[Exercise input]
□ □ □ □ □ □ □
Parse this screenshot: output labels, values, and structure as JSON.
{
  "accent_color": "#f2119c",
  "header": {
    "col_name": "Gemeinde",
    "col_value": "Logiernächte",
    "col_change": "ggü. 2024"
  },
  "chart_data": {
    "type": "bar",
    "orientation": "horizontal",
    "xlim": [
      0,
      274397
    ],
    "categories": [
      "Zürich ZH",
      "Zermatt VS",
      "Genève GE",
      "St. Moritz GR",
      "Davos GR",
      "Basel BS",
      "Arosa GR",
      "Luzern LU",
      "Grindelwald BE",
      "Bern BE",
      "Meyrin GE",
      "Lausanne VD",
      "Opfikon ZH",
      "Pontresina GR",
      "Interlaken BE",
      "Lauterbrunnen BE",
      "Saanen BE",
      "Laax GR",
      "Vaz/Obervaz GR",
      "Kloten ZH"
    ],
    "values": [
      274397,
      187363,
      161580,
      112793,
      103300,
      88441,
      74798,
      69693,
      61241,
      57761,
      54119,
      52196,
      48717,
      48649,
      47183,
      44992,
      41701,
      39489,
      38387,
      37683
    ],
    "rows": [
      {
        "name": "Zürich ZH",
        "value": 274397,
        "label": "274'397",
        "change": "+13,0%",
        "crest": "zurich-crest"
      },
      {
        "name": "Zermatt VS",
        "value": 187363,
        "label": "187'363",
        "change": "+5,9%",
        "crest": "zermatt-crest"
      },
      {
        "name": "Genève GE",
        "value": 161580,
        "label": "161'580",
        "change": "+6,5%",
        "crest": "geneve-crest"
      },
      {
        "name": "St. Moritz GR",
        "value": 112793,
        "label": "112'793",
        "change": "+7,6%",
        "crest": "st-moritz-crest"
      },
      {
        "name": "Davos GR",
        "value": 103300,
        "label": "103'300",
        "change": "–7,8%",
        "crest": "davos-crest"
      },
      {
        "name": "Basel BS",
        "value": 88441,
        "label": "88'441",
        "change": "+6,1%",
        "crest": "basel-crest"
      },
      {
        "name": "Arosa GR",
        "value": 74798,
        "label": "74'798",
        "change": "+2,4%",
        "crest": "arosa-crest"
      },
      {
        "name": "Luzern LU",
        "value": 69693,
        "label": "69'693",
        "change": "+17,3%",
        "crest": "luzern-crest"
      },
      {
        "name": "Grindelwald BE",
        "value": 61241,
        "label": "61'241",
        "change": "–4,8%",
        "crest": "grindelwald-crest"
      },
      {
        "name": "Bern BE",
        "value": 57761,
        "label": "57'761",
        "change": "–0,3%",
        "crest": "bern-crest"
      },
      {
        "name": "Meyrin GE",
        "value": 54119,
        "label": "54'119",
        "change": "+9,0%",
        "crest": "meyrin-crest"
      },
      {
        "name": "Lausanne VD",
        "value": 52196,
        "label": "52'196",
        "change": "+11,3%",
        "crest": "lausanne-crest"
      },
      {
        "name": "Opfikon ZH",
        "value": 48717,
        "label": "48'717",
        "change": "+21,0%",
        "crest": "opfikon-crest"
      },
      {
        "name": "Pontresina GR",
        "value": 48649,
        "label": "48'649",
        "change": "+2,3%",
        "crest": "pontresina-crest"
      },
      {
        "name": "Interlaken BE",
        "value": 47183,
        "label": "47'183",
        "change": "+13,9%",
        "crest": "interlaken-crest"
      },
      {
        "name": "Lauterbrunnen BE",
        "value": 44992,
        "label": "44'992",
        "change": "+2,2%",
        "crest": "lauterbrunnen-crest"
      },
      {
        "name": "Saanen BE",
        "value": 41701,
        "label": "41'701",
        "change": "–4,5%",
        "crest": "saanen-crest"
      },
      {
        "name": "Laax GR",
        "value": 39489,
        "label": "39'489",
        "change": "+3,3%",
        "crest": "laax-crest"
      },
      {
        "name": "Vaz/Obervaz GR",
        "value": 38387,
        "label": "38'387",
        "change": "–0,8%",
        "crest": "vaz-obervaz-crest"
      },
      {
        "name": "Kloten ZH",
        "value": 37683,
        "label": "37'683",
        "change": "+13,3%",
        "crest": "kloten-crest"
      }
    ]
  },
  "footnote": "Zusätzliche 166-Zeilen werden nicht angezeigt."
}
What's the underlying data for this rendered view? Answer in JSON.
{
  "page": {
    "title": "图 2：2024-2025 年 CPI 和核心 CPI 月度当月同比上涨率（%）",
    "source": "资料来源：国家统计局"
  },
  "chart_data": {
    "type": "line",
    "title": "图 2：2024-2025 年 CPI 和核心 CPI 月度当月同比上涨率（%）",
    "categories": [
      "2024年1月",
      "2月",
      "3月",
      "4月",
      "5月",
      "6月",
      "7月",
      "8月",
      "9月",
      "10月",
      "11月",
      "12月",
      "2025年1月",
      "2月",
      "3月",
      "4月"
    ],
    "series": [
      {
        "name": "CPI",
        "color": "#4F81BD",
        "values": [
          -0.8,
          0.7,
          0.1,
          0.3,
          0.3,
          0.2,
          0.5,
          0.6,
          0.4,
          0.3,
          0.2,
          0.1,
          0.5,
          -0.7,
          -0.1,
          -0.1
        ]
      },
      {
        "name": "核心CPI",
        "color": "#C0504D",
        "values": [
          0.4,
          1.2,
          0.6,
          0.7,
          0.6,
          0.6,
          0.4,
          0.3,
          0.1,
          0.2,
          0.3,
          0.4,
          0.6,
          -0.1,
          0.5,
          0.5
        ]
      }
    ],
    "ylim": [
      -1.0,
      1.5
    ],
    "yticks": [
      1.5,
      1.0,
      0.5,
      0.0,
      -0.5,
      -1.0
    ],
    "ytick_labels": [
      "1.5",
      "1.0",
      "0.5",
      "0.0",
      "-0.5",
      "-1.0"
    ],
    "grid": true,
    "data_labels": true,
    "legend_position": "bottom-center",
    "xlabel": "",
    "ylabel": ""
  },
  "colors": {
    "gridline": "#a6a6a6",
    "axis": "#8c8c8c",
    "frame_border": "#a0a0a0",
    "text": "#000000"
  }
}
□ □ □ □ □ □ □
[What the task asks] Output the full listing exactly as it stands.

[Task result]
Parse this screenshot: output labels, values, and structure as JSON.
{
  "accent_color": "#f2119c",
  "header": {
    "col_name": "Gemeinde",
    "col_value": "Logiernächte",
    "col_change": "ggü. 2024"
  },
  "chart_data": {
    "type": "bar",
    "orientation": "horizontal",
    "xlim": [
      0,
      274397
    ],
    "categories": [
      "Zürich ZH",
      "Zermatt VS",
      "Genève GE",
      "St. Moritz GR",
      "Davos GR",
      "Basel BS",
      "Arosa GR",
      "Luzern LU",
      "Grindelwald BE",
      "Bern BE",
      "Meyrin GE",
      "Lausanne VD",
      "Opfikon ZH",
      "Pontresina GR",
      "Interlaken BE",
      "Lauterbrunnen BE",
      "Saanen BE",
      "Laax GR",
      "Vaz/Obervaz GR",
      "Kloten ZH"
    ],
    "values": [
      274397,
      187363,
      161580,
      112793,
      103300,
      88441,
      74798,
      69693,
      61241,
      57761,
      54119,
      52196,
      48717,
      48649,
      47183,
      44992,
      41701,
      39489,
      38387,
      37683
    ],
    "rows": [
      {
        "name": "Zürich ZH",
        "value": 274397,
        "label": "274'397",
        "change": "+13,0%",
        "crest": "zurich-crest"
      },
      {
        "name": "Zermatt VS",
        "value": 187363,
        "label": "187'363",
        "change": "+5,9%",
        "crest": "zermatt-crest"
      },
      {
        "name": "Genève GE",
        "value": 161580,
        "label": "161'580",
        "change": "+6,5%",
        "crest": "geneve-crest"
      },
      {
        "name": "St. Moritz GR",
        "value": 112793,
        "label": "112'793",
        "change": "+7,6%",
        "crest": "st-moritz-crest"
      },
      {
        "name": "Davos GR",
        "value": 103300,
        "label": "103'300",
        "change": "–7,8%",
        "crest": "davos-crest"
      },
      {
        "name": "Basel BS",
        "value": 88441,
        "label": "88'441",
        "change": "+6,1%",
        "crest": "basel-crest"
      },
      {
        "name": "Arosa GR",
        "value": 74798,
        "label": "74'798",
        "change": "+2,4%",
        "crest": "arosa-crest"
      },
      {
        "name": "Luzern LU",
        "value": 69693,
        "label": "69'693",
        "change": "+17,3%",
        "crest": "luzern-crest"
      },
      {
        "name": "Grindelwald BE",
        "value": 61241,
        "label": "61'241",
        "change": "–4,8%",
        "crest": "grindelwald-crest"
      },
      {
        "name": "Bern BE",
        "value": 57761,
        "label": "57'761",
        "change": "–0,3%",
        "crest": "bern-crest"
      },
      {
        "name": "Meyrin GE",
        "value": 54119,
        "label": "54'119",
        "change": "+9,0%",
        "crest": "meyrin-crest"
      },
      {
        "name": "Lausanne VD",
        "value": 52196,
        "label": "52'196",
        "change": "+11,3%",
        "crest": "lausanne-crest"
      },
      {
        "name": "Opfikon ZH",
        "value": 48717,
        "label": "48'717",
        "change": "+21,0%",
        "crest": "opfikon-crest"
      },
      {
        "name": "Pontresina GR",
        "value": 48649,
        "label": "48'649",
        "change": "+2,3%",
        "crest": "pontresina-crest"
      },
      {
        "name": "Interlaken BE",
        "value": 47183,
        "label": "47'183",
        "change": "+13,9%",
        "crest": "interlaken-crest"
      },
      {
        "name": "Lauterbrunnen BE",
        "value": 44992,
        "label": "44'992",
        "change": "+2,2%",
        "crest": "lauterbrunnen-crest"
      },
      {
        "name": "Saanen BE",
        "value": 41701,
        "label": "41'701",
        "change": "–4,5%",
        "crest": "saanen-crest"
      },
      {
        "name": "Laax GR",
        "value": 39489,
        "label": "39'489",
        "change": "+3,3%",
        "crest": "laax-crest"
      },
      {
        "name": "Vaz/Obervaz GR",
        "value": 38387,
        "label": "38'387",
        "change": "–0,8%",
        "crest": "vaz-obervaz-crest"
      },
      {
        "name": "Kloten ZH",
        "value": 37683,
        "label": "37'683",
        "change": "+13,3%",
        "crest": "kloten-crest"
      }
    ]
  },
  "footnote": "Zusätzliche 166-Zeilen werden nicht angezeigt."
}
What's the underlying data for this rendered view? Answer in JSON.
{
  "page": {
    "title": "图 2：2024-2025 年 CPI 和核心 CPI 月度当月同比上涨率（%）",
    "source": "资料来源：国家统计局"
  },
  "chart_data": {
    "type": "line",
    "title": "图 2：2024-2025 年 CPI 和核心 CPI 月度当月同比上涨率（%）",
    "categories": [
      "2024年1月",
      "2月",
      "3月",
      "4月",
      "5月",
      "6月",
      "7月",
      "8月",
      "9月",
      "10月",
      "11月",
      "12月",
      "2025年1月",
      "2月",
      "3月",
      "4月"
    ],
    "series": [
      {
        "name": "CPI",
        "color": "#4F81BD",
        "values": [
          -0.8,
          0.7,
          0.1,
          0.3,
          0.3,
          0.2,
          0.5,
          0.6,
          0.4,
          0.3,
          0.2,
          0.1,
          0.5,
          -0.7,
          -0.1,
          -0.1
        ]
      },
      {
        "name": "核心CPI",
        "color": "#C0504D",
        "values": [
          0.4,
          1.2,
          0.6,
          0.7,
          0.6,
          0.6,
          0.4,
          0.3,
          0.1,
          0.2,
          0.3,
          0.4,
          0.6,
          -0.1,
          0.5,
          0.5
        ]
      }
    ],
    "ylim": [
      -1.0,
      1.5
    ],
    "yticks": [
      1.5,
      1.0,
      0.5,
      0.0,
      -0.5,
      -1.0
    ],
    "ytick_labels": [
      "1.5",
      "1.0",
      "0.5",
      "0.0",
      "-0.5",
      "-1.0"
    ],
    "grid": true,
    "data_labels": true,
    "legend_position": "bottom-center",
    "xlabel": "",
    "ylabel": ""
  },
  "colors": {
    "gridline": "#a6a6a6",
    "axis": "#8c8c8c",
    "frame_border": "#a0a0a0",
    "text": "#000000"
  }
}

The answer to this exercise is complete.